Copy out every line that contains the word "content".

----

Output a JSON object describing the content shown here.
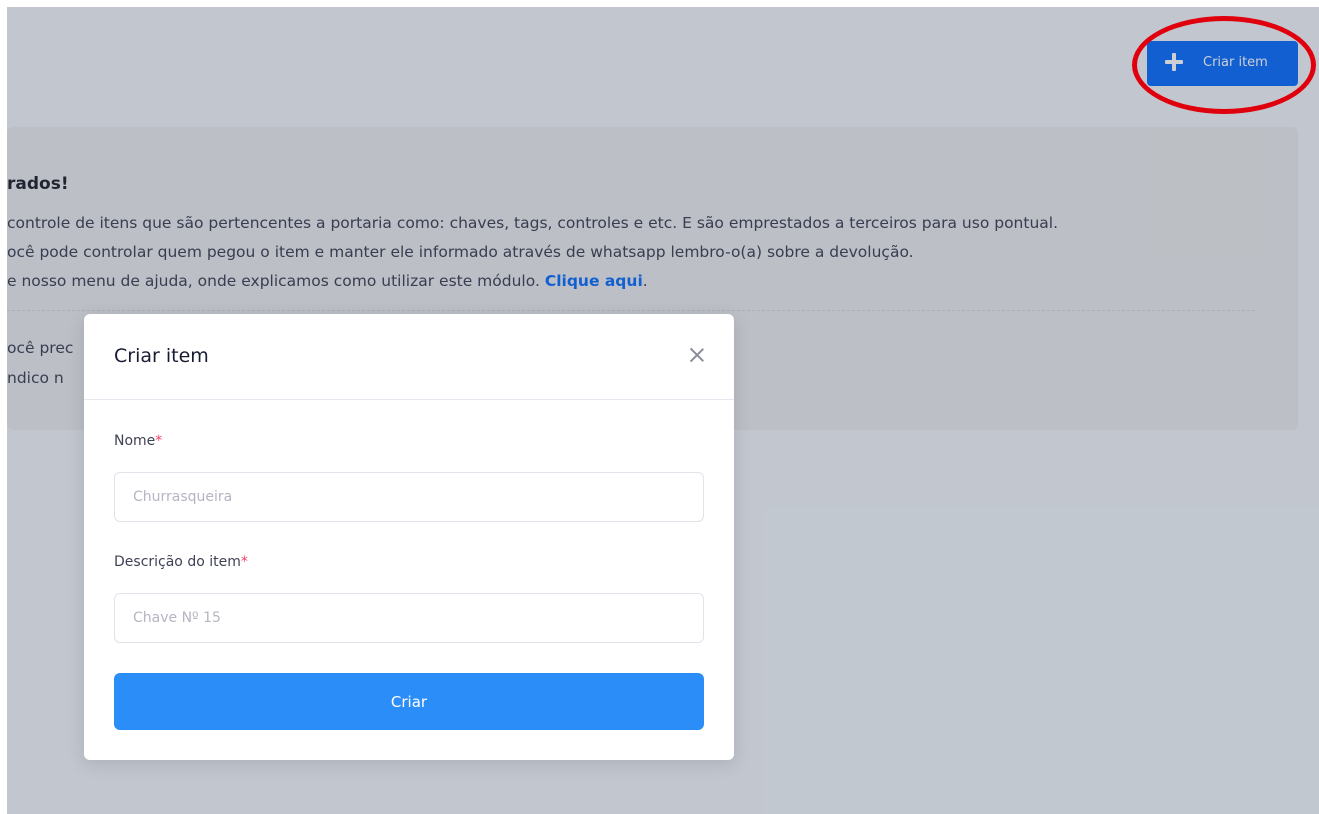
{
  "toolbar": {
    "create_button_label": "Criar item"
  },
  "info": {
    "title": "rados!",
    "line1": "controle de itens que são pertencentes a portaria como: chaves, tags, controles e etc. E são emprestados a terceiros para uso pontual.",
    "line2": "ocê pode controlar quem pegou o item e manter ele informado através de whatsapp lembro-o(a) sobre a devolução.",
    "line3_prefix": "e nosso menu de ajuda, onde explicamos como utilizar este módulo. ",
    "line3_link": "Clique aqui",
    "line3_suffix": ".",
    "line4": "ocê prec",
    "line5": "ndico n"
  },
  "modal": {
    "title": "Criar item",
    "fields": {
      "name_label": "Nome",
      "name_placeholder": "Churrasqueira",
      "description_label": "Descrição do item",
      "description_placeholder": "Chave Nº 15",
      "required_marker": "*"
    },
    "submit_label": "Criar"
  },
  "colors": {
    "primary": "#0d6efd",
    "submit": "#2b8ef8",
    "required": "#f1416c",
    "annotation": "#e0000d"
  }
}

----

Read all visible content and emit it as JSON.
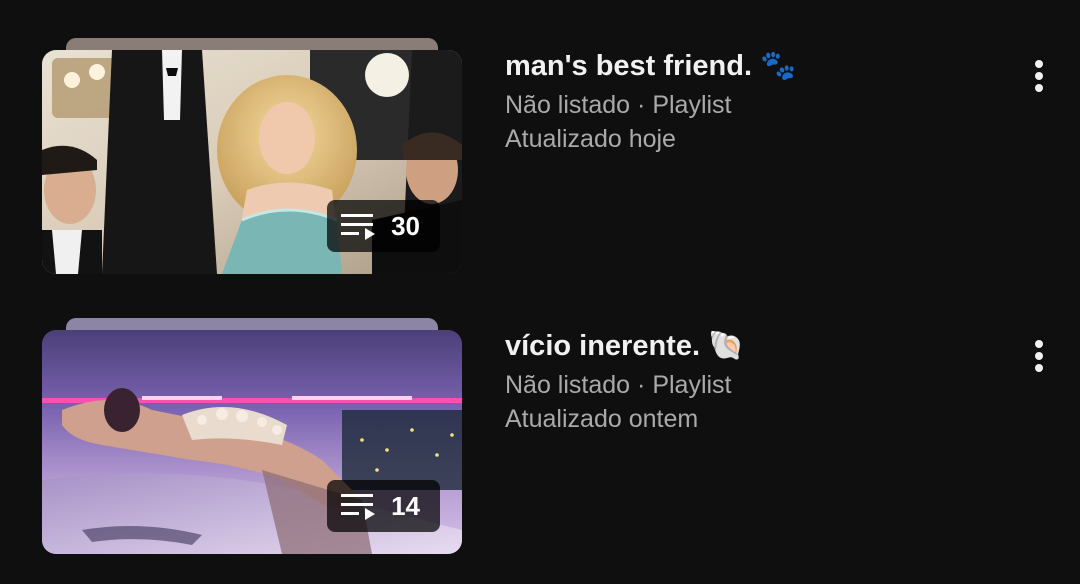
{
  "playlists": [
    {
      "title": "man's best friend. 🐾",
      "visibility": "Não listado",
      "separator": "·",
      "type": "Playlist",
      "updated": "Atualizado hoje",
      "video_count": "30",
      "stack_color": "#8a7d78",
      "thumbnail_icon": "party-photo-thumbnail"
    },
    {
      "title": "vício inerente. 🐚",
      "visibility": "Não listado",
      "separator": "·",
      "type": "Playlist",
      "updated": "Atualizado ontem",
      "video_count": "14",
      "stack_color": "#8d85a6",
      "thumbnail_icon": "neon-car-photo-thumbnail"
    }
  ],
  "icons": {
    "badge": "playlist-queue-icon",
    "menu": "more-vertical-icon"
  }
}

----

TASK RESULT →
Output a JSON object describing the content shown here.
Read all visible content and emit it as JSON.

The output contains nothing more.